## Your goal
Each entry must be reproduced precisely as it stands.

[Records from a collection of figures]
▼

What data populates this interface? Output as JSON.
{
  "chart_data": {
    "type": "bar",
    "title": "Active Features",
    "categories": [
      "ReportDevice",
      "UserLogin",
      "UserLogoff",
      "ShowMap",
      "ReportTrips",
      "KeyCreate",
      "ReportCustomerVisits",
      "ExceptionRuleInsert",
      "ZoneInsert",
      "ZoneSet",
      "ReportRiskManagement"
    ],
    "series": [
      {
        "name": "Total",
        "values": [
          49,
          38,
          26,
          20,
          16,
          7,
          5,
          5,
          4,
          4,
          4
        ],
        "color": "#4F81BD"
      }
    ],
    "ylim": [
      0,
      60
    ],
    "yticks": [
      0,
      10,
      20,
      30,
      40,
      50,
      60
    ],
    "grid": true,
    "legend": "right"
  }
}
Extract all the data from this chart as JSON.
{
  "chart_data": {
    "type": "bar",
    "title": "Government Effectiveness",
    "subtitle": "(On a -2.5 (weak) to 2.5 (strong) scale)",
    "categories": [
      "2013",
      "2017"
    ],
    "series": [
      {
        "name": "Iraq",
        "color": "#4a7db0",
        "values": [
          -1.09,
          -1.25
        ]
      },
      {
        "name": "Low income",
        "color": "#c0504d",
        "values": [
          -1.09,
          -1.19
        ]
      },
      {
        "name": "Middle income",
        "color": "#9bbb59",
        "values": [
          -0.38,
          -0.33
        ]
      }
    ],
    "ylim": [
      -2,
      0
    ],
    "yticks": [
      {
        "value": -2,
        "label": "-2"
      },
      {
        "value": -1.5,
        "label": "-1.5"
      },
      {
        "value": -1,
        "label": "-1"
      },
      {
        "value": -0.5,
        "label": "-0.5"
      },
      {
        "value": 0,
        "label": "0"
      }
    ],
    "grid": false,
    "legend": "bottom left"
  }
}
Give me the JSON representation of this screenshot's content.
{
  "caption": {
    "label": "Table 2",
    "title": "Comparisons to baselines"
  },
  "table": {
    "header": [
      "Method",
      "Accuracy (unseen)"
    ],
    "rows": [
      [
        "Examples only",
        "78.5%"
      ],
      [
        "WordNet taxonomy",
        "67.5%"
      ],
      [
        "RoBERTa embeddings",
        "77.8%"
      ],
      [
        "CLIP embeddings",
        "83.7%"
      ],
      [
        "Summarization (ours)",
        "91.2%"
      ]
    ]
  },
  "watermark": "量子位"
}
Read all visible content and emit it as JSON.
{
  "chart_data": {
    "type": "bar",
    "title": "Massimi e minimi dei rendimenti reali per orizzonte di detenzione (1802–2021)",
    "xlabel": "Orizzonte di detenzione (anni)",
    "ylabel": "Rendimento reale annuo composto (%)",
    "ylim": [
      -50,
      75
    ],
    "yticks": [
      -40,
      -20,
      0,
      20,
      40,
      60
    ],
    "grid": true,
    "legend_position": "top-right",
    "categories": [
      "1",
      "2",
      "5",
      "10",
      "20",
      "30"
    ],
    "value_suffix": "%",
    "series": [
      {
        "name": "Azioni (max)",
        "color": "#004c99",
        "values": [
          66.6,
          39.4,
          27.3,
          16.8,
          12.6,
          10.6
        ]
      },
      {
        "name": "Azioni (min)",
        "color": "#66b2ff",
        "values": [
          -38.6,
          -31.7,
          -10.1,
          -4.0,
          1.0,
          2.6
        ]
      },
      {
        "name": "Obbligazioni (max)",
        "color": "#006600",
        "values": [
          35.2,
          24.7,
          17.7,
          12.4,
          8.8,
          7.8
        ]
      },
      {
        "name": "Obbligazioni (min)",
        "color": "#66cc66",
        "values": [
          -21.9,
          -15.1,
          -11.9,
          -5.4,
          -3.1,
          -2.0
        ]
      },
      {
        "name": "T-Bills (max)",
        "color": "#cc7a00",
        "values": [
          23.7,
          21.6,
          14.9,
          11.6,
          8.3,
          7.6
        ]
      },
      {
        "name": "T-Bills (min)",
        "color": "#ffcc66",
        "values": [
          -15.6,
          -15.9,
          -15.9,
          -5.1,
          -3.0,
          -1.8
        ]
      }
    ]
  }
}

▲

## Solution to the problem
What data populates this interface? Output as JSON.
{
  "chart_data": {
    "type": "bar",
    "title": "Active Features",
    "categories": [
      "ReportDevice",
      "UserLogin",
      "UserLogoff",
      "ShowMap",
      "ReportTrips",
      "KeyCreate",
      "ReportCustomerVisits",
      "ExceptionRuleInsert",
      "ZoneInsert",
      "ZoneSet",
      "ReportRiskManagement"
    ],
    "series": [
      {
        "name": "Total",
        "values": [
          49,
          38,
          26,
          20,
          16,
          7,
          5,
          5,
          4,
          4,
          4
        ],
        "color": "#4F81BD"
      }
    ],
    "ylim": [
      0,
      60
    ],
    "yticks": [
      0,
      10,
      20,
      30,
      40,
      50,
      60
    ],
    "grid": true,
    "legend": "right"
  }
}
Extract all the data from this chart as JSON.
{
  "chart_data": {
    "type": "bar",
    "title": "Government Effectiveness",
    "subtitle": "(On a -2.5 (weak) to 2.5 (strong) scale)",
    "categories": [
      "2013",
      "2017"
    ],
    "series": [
      {
        "name": "Iraq",
        "color": "#4a7db0",
        "values": [
          -1.09,
          -1.25
        ]
      },
      {
        "name": "Low income",
        "color": "#c0504d",
        "values": [
          -1.09,
          -1.19
        ]
      },
      {
        "name": "Middle income",
        "color": "#9bbb59",
        "values": [
          -0.38,
          -0.33
        ]
      }
    ],
    "ylim": [
      -2,
      0
    ],
    "yticks": [
      {
        "value": -2,
        "label": "-2"
      },
      {
        "value": -1.5,
        "label": "-1.5"
      },
      {
        "value": -1,
        "label": "-1"
      },
      {
        "value": -0.5,
        "label": "-0.5"
      },
      {
        "value": 0,
        "label": "0"
      }
    ],
    "grid": false,
    "legend": "bottom left"
  }
}
Give me the JSON representation of this screenshot's content.
{
  "caption": {
    "label": "Table 2",
    "title": "Comparisons to baselines"
  },
  "table": {
    "header": [
      "Method",
      "Accuracy (unseen)"
    ],
    "rows": [
      [
        "Examples only",
        "78.5%"
      ],
      [
        "WordNet taxonomy",
        "67.5%"
      ],
      [
        "RoBERTa embeddings",
        "77.8%"
      ],
      [
        "CLIP embeddings",
        "83.7%"
      ],
      [
        "Summarization (ours)",
        "91.2%"
      ]
    ]
  },
  "watermark": "量子位"
}
Read all visible content and emit it as JSON.
{
  "chart_data": {
    "type": "bar",
    "title": "Massimi e minimi dei rendimenti reali per orizzonte di detenzione (1802–2021)",
    "xlabel": "Orizzonte di detenzione (anni)",
    "ylabel": "Rendimento reale annuo composto (%)",
    "ylim": [
      -50,
      75
    ],
    "yticks": [
      -40,
      -20,
      0,
      20,
      40,
      60
    ],
    "grid": true,
    "legend_position": "top-right",
    "categories": [
      "1",
      "2",
      "5",
      "10",
      "20",
      "30"
    ],
    "value_suffix": "%",
    "series": [
      {
        "name": "Azioni (max)",
        "color": "#004c99",
        "values": [
          66.6,
          39.4,
          27.3,
          16.8,
          12.6,
          10.6
        ]
      },
      {
        "name": "Azioni (min)",
        "color": "#66b2ff",
        "values": [
          -38.6,
          -31.7,
          -10.1,
          -4.0,
          1.0,
          2.6
        ]
      },
      {
        "name": "Obbligazioni (max)",
        "color": "#006600",
        "values": [
          35.2,
          24.7,
          17.7,
          12.4,
          8.8,
          7.8
        ]
      },
      {
        "name": "Obbligazioni (min)",
        "color": "#66cc66",
        "values": [
          -21.9,
          -15.1,
          -11.9,
          -5.4,
          -3.1,
          -2.0
        ]
      },
      {
        "name": "T-Bills (max)",
        "color": "#cc7a00",
        "values": [
          23.7,
          21.6,
          14.9,
          11.6,
          8.3,
          7.6
        ]
      },
      {
        "name": "T-Bills (min)",
        "color": "#ffcc66",
        "values": [
          -15.6,
          -15.9,
          -15.9,
          -5.1,
          -3.0,
          -1.8
        ]
      }
    ]
  }
}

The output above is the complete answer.